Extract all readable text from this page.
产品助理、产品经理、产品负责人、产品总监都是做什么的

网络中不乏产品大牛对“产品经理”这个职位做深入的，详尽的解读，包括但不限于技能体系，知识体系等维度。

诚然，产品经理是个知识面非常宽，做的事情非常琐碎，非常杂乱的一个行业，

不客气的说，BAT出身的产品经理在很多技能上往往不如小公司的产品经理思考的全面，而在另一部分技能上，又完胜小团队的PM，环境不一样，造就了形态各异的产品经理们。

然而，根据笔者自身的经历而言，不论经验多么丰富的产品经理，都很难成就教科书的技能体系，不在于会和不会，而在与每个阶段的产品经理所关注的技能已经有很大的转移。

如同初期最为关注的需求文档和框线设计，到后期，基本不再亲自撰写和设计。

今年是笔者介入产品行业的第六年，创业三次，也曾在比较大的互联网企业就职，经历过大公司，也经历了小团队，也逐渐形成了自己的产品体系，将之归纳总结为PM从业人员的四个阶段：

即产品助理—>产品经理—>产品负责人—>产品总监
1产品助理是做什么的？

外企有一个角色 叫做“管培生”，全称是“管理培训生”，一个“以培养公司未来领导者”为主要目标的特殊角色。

Instruction: Identify each line in the records above containing the word "产品负责人"; copy those lines.

Result:
产品助理、产品经理、产品负责人、产品总监都是做什么的
即产品助理—>产品经理—>产品负责人—>产品总监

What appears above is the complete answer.